*** Listed entries ***

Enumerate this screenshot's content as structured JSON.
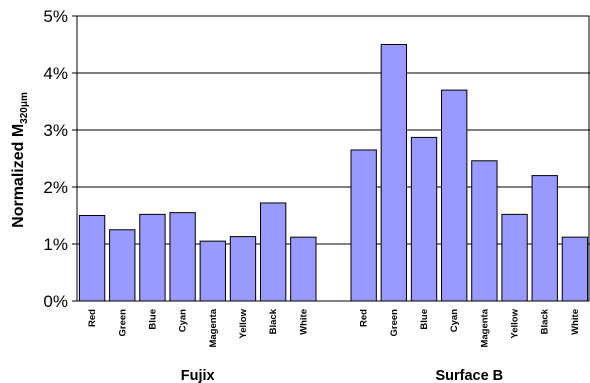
{
  "chart_data": {
    "type": "bar",
    "ylabel": {
      "main": "Normalized M",
      "subscript": "320μm"
    },
    "ylim": [
      0,
      5
    ],
    "yticks": [
      "0%",
      "1%",
      "2%",
      "3%",
      "4%",
      "5%"
    ],
    "grid": true,
    "bar_color": "#9999ff",
    "groups": [
      {
        "name": "Fujix",
        "categories": [
          "Red",
          "Green",
          "Blue",
          "Cyan",
          "Magenta",
          "Yellow",
          "Black",
          "White"
        ],
        "values": [
          1.5,
          1.25,
          1.52,
          1.55,
          1.05,
          1.13,
          1.72,
          1.12
        ]
      },
      {
        "name": "Surface B",
        "categories": [
          "Red",
          "Green",
          "Blue",
          "Cyan",
          "Magenta",
          "Yellow",
          "Black",
          "White"
        ],
        "values": [
          2.65,
          4.5,
          2.87,
          3.7,
          2.46,
          1.52,
          2.2,
          1.12
        ]
      }
    ]
  }
}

***

• **Exercise objective**
Quote the entries in full. Any image among them is to be omitted from the copy.

• **The completed task**
Enumerate this screenshot's content as structured JSON.
{
  "chart_data": {
    "type": "bar",
    "ylabel": {
      "main": "Normalized M",
      "subscript": "320μm"
    },
    "ylim": [
      0,
      5
    ],
    "yticks": [
      "0%",
      "1%",
      "2%",
      "3%",
      "4%",
      "5%"
    ],
    "grid": true,
    "bar_color": "#9999ff",
    "groups": [
      {
        "name": "Fujix",
        "categories": [
          "Red",
          "Green",
          "Blue",
          "Cyan",
          "Magenta",
          "Yellow",
          "Black",
          "White"
        ],
        "values": [
          1.5,
          1.25,
          1.52,
          1.55,
          1.05,
          1.13,
          1.72,
          1.12
        ]
      },
      {
        "name": "Surface B",
        "categories": [
          "Red",
          "Green",
          "Blue",
          "Cyan",
          "Magenta",
          "Yellow",
          "Black",
          "White"
        ],
        "values": [
          2.65,
          4.5,
          2.87,
          3.7,
          2.46,
          1.52,
          2.2,
          1.12
        ]
      }
    ]
  }
}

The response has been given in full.